* begin Entries supplied *
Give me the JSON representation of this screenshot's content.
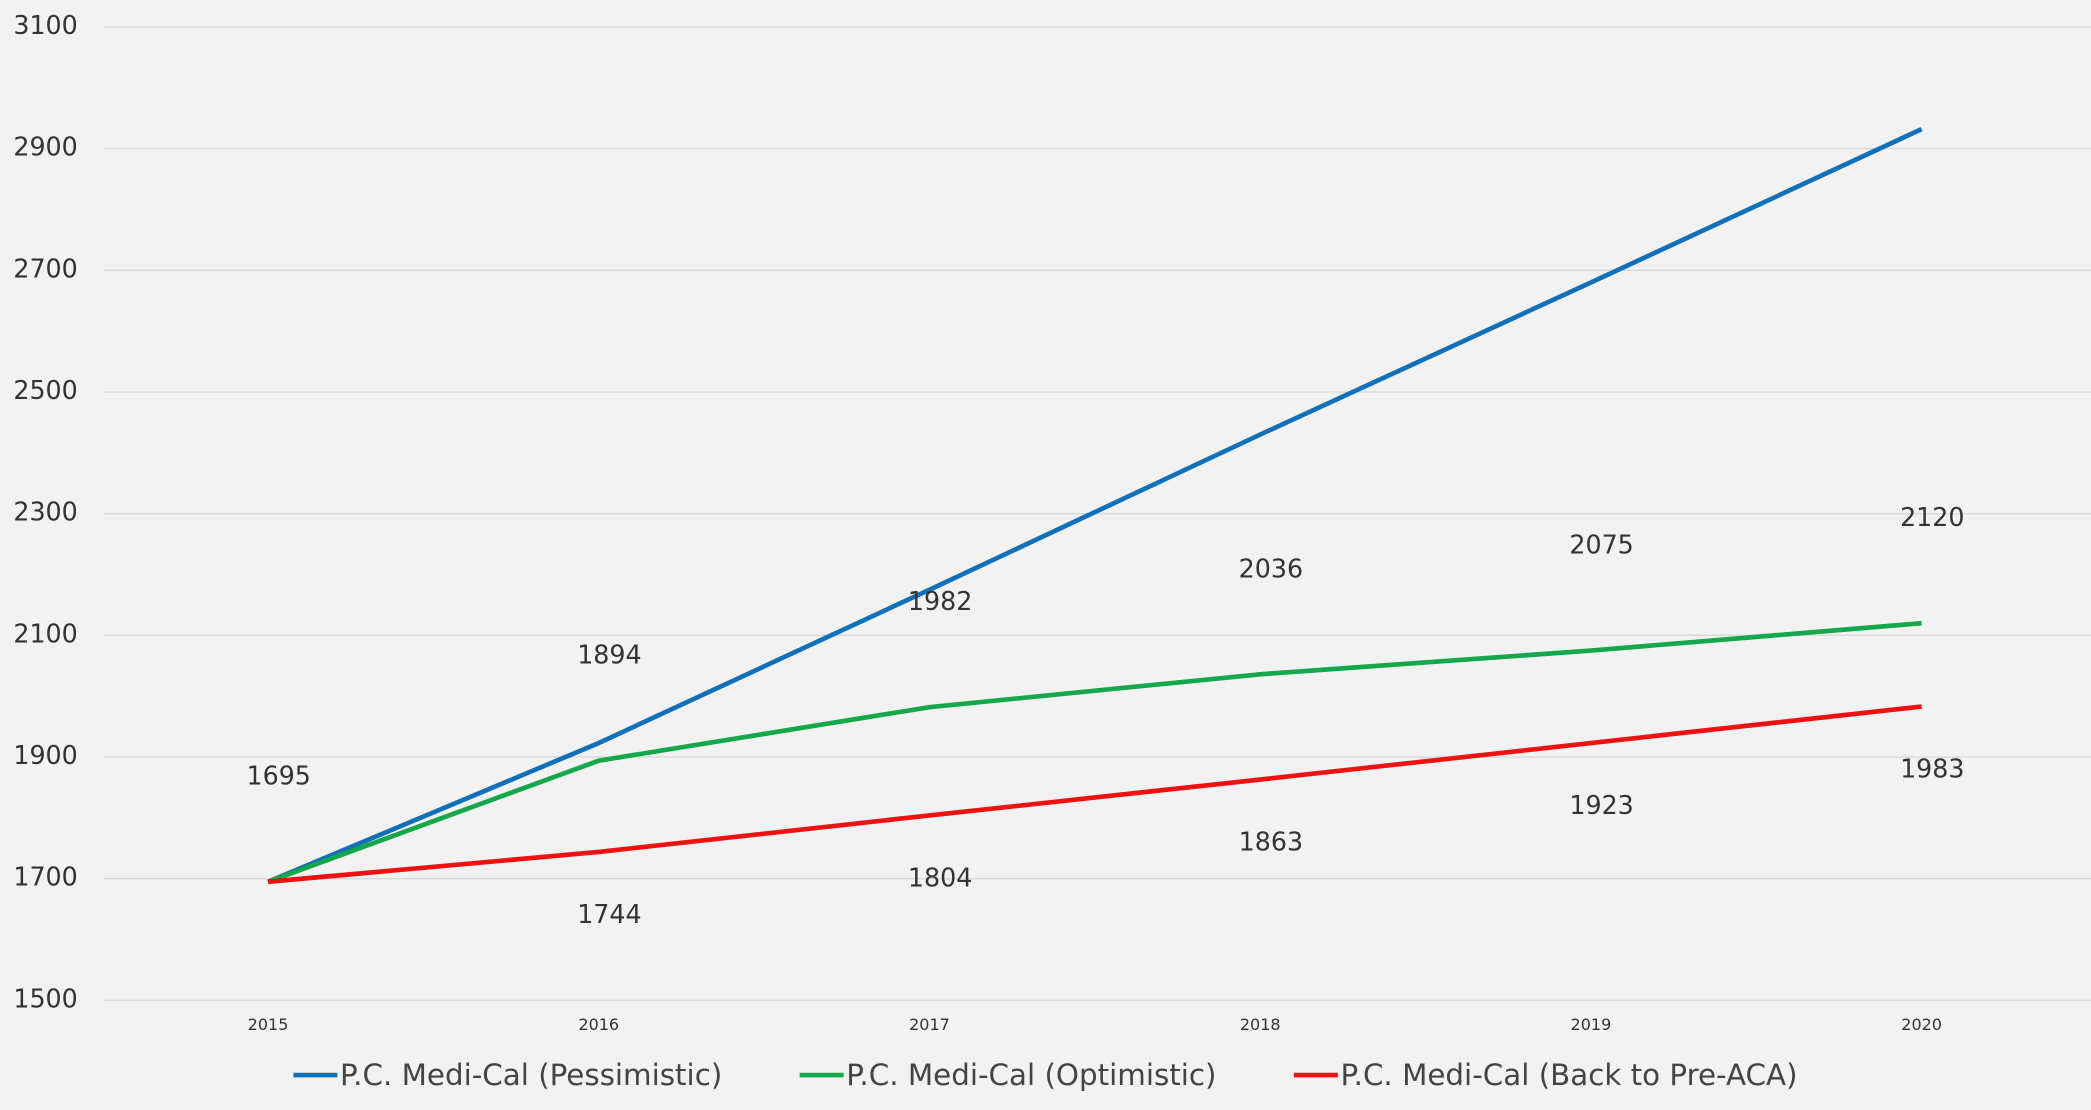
{
  "chart_data": {
    "type": "line",
    "categories": [
      "2015",
      "2016",
      "2017",
      "2018",
      "2019",
      "2020"
    ],
    "series": [
      {
        "name": "P.C. Medi-Cal (Pessimistic)",
        "color": "#1170b8",
        "values": [
          1695,
          1923,
          2175,
          2430,
          2680,
          2932
        ]
      },
      {
        "name": "P.C. Medi-Cal (Optimistic)",
        "color": "#14a84a",
        "values": [
          1695,
          1894,
          1982,
          2036,
          2075,
          2120
        ]
      },
      {
        "name": "P.C. Medi-Cal (Back to Pre-ACA)",
        "color": "#ee1111",
        "values": [
          1695,
          1744,
          1804,
          1863,
          1923,
          1983
        ]
      }
    ],
    "data_labels": [
      false,
      true,
      true
    ],
    "ylim": [
      1500,
      3100
    ],
    "yticks": [
      1500,
      1700,
      1900,
      2100,
      2300,
      2500,
      2700,
      2900,
      3100
    ],
    "grid": true,
    "legend": "bottom"
  }
}
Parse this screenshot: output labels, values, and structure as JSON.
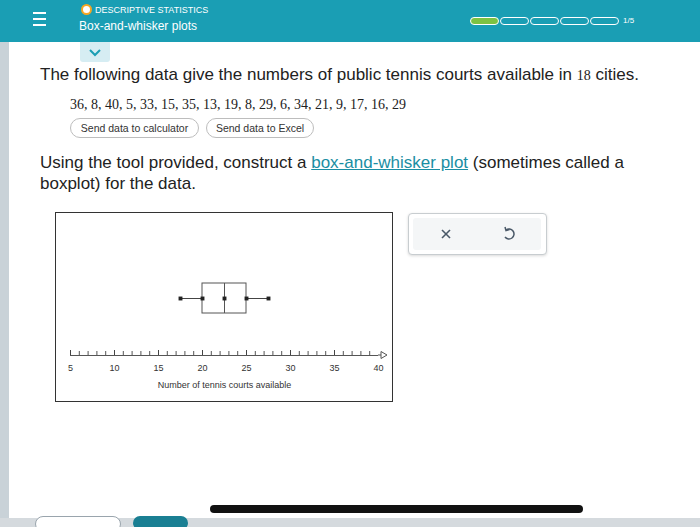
{
  "header": {
    "category": "DESCRIPTIVE STATISTICS",
    "title": "Box-and-whisker plots",
    "progress": {
      "done": 1,
      "total": 5,
      "label": "1/5"
    }
  },
  "question": {
    "text_before": "The following data give the numbers of public tennis courts available in ",
    "count": 18,
    "text_after": " cities.",
    "data": "36, 8, 40, 5, 33, 15, 35, 13, 19, 8, 29, 6, 34, 21, 9, 17, 16, 29",
    "buttons": [
      "Send data to calculator",
      "Send data to Excel"
    ]
  },
  "instruction": {
    "before": "Using the tool provided, construct a ",
    "link": "box-and-whisker plot",
    "after": " (sometimes called a boxplot) for the data."
  },
  "chart_data": {
    "type": "boxplot",
    "xlabel": "Number of tennis courts available",
    "xlim": [
      5,
      40
    ],
    "xticks": [
      5,
      10,
      15,
      20,
      25,
      30,
      35,
      40
    ],
    "minor_xticks": [
      5,
      6,
      7,
      8,
      9,
      10,
      11,
      12,
      13,
      14,
      15,
      16,
      17,
      18,
      19,
      20,
      21,
      22,
      23,
      24,
      25,
      26,
      27,
      28,
      29,
      30,
      31,
      32,
      33,
      34,
      35,
      36,
      37,
      38,
      39,
      40
    ],
    "box": {
      "whisker_low": 17.5,
      "q1": 20,
      "median": 22.5,
      "q3": 25,
      "whisker_high": 27.5
    }
  }
}
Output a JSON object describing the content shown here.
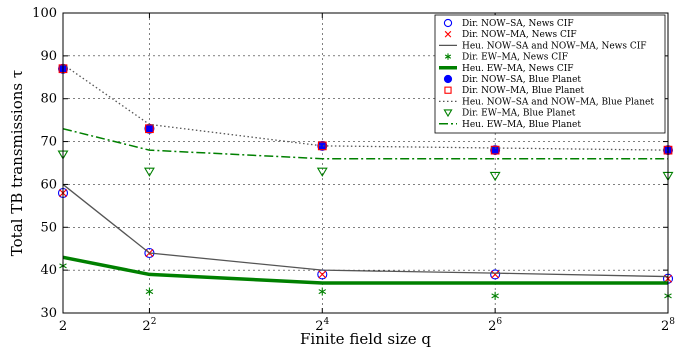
{
  "chart_data": {
    "type": "line",
    "xlabel": "Finite field size q",
    "ylabel": "Total TB transmissions τ",
    "x": [
      1,
      2,
      4,
      6,
      8
    ],
    "xtick_labels": [
      {
        "base": "2",
        "exp": ""
      },
      {
        "base": "2",
        "exp": "2"
      },
      {
        "base": "2",
        "exp": "4"
      },
      {
        "base": "2",
        "exp": "6"
      },
      {
        "base": "2",
        "exp": "8"
      }
    ],
    "xlim": [
      1,
      8
    ],
    "ylim": [
      30,
      100
    ],
    "yticks": [
      30,
      40,
      50,
      60,
      70,
      80,
      90,
      100
    ],
    "grid": true,
    "legend_position": "top-right",
    "colors": {
      "blue": "#0000ff",
      "red": "#ff0000",
      "gray": "#555555",
      "green": "#008000"
    },
    "series": [
      {
        "name": "Dir. NOW–SA, News CIF",
        "style": "marker",
        "marker": "circle-open",
        "color": "#0000ff",
        "values": [
          58,
          44,
          39,
          39,
          38
        ]
      },
      {
        "name": "Dir. NOW–MA, News CIF",
        "style": "marker",
        "marker": "x",
        "color": "#ff0000",
        "values": [
          58,
          44,
          39,
          39,
          38
        ]
      },
      {
        "name": "Heu. NOW–SA and NOW–MA, News CIF",
        "style": "line",
        "dash": "solid",
        "width": 1.3,
        "color": "#555555",
        "values": [
          60,
          44,
          40,
          39.3,
          38.5
        ]
      },
      {
        "name": "Dir. EW–MA, News CIF",
        "style": "marker",
        "marker": "asterisk",
        "color": "#008000",
        "values": [
          41,
          35,
          35,
          34,
          34
        ]
      },
      {
        "name": "Heu. EW–MA, News CIF",
        "style": "line",
        "dash": "solid",
        "width": 3.5,
        "color": "#008000",
        "values": [
          43,
          39,
          37,
          37,
          37
        ]
      },
      {
        "name": "Dir. NOW–SA, Blue Planet",
        "style": "marker",
        "marker": "circle-filled",
        "color": "#0000ff",
        "values": [
          87,
          73,
          69,
          68,
          68
        ]
      },
      {
        "name": "Dir. NOW–MA, Blue Planet",
        "style": "marker",
        "marker": "square-open",
        "color": "#ff0000",
        "values": [
          87,
          73,
          69,
          68,
          68
        ]
      },
      {
        "name": "Heu. NOW–SA and NOW–MA, Blue Planet",
        "style": "line",
        "dash": "dotted",
        "width": 1.3,
        "color": "#555555",
        "values": [
          88,
          74,
          69,
          68.5,
          68
        ]
      },
      {
        "name": "Dir. EW–MA, Blue Planet",
        "style": "marker",
        "marker": "triangle-down-open",
        "color": "#008000",
        "values": [
          67,
          63,
          63,
          62,
          62
        ]
      },
      {
        "name": "Heu. EW–MA, Blue Planet",
        "style": "line",
        "dash": "dashdot",
        "width": 1.5,
        "color": "#008000",
        "values": [
          73,
          68,
          66,
          66,
          66
        ]
      }
    ]
  }
}
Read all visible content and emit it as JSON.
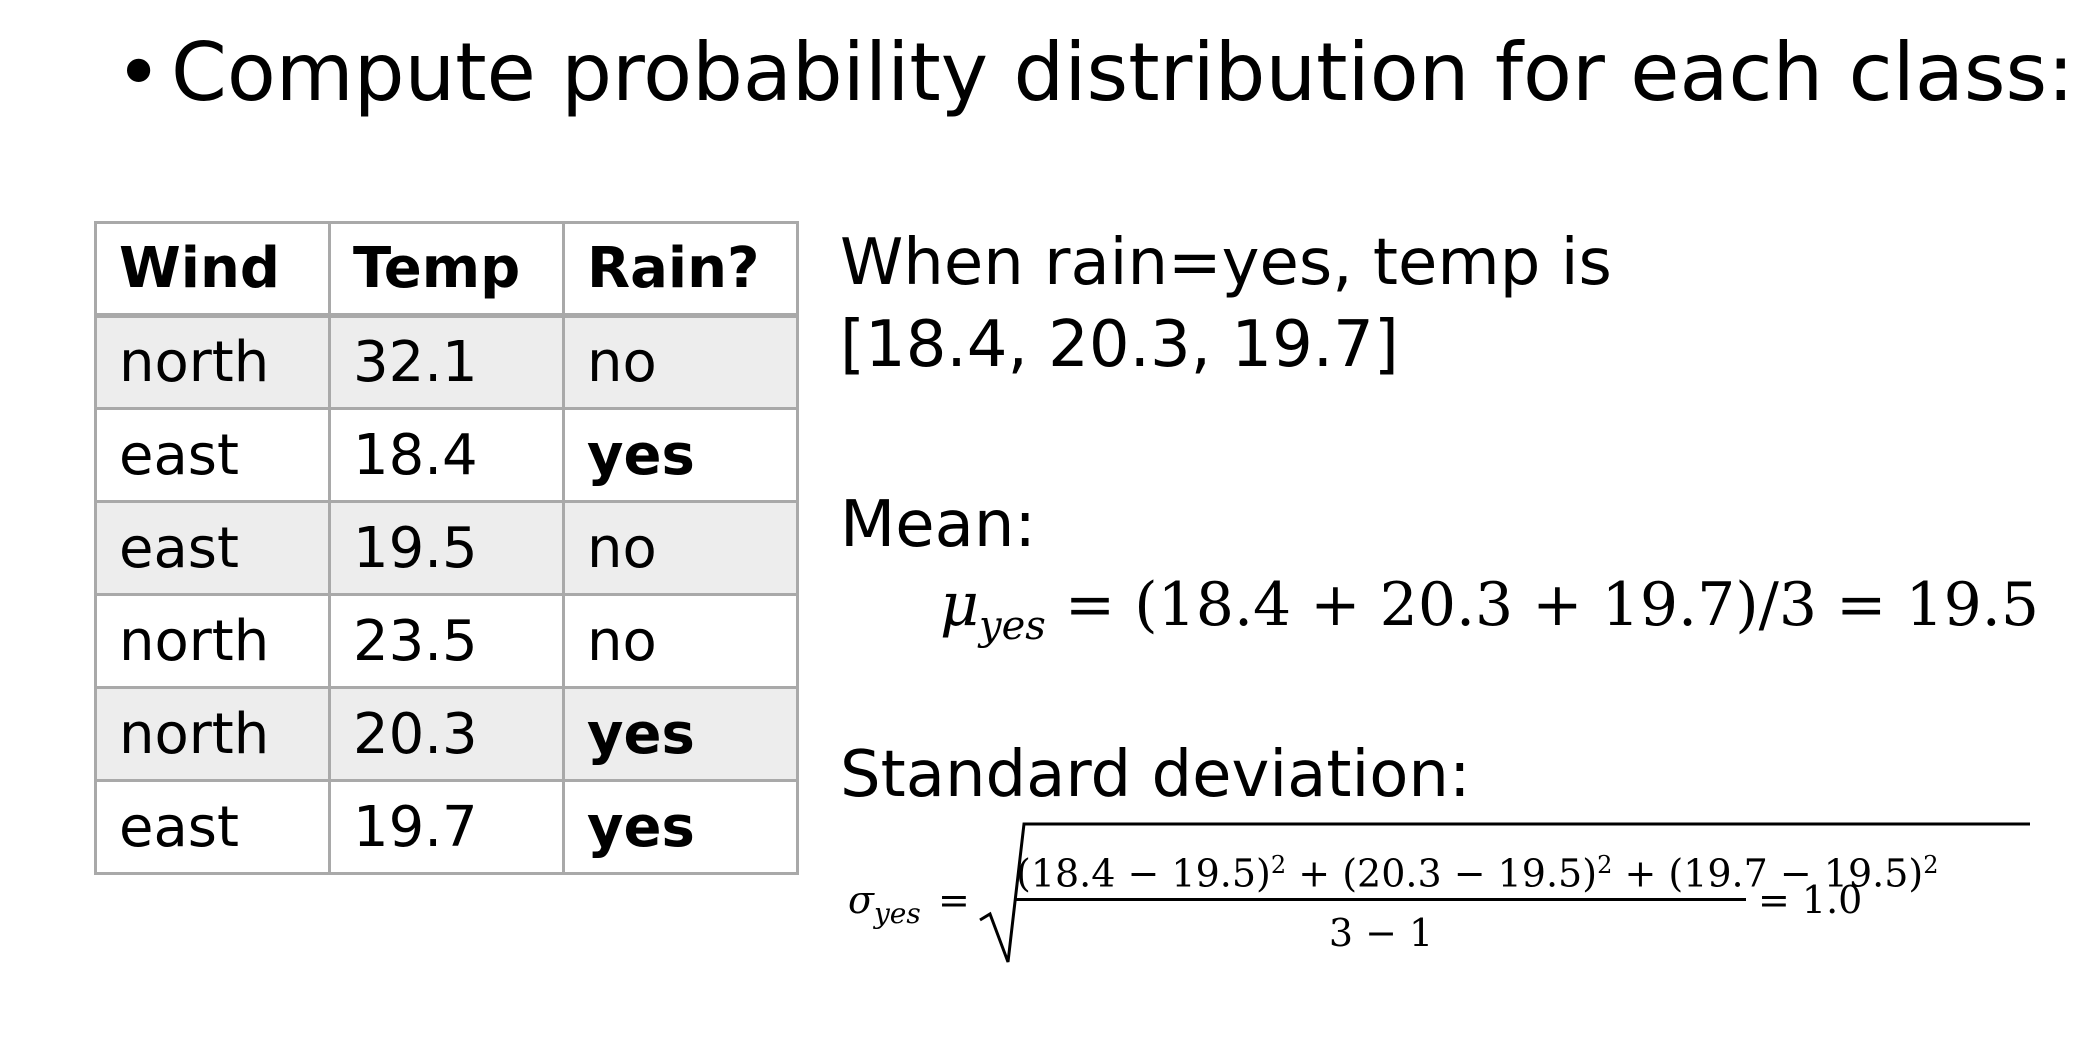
{
  "heading": {
    "bullet": "•",
    "text": "Compute probability distribution for each class:"
  },
  "table": {
    "headers": [
      "Wind",
      "Temp",
      "Rain?"
    ],
    "rows": [
      [
        "north",
        "32.1",
        "no"
      ],
      [
        "east",
        "18.4",
        "yes"
      ],
      [
        "east",
        "19.5",
        "no"
      ],
      [
        "north",
        "23.5",
        "no"
      ],
      [
        "north",
        "20.3",
        "yes"
      ],
      [
        "east",
        "19.7",
        "yes"
      ]
    ]
  },
  "right": {
    "when_line1": "When rain=yes, temp is",
    "when_line2": "[18.4, 20.3, 19.7]",
    "mean_label": "Mean:",
    "mean_eq": {
      "symbol": "μ",
      "subscript": "yes",
      "rhs": "= (18.4 + 20.3 + 19.7)/3 = 19.5"
    },
    "sd_label": "Standard deviation:",
    "sd_eq": {
      "symbol": "σ",
      "subscript": "yes",
      "equals": "=",
      "term1": "(18.4 − 19.5)",
      "term2": "(20.3 − 19.5)",
      "term3": "(19.7 − 19.5)",
      "power": "2",
      "plus": "+",
      "denominator": "3 − 1",
      "result": "= 1.0"
    }
  }
}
* end Entries supplied *
> [The task]:
Find each line holding the string "available" and copy it out.

> [Solved problem]:
    "text_before": "The following data give the numbers of public tennis courts available in ",
    "xlabel": "Number of tennis courts available",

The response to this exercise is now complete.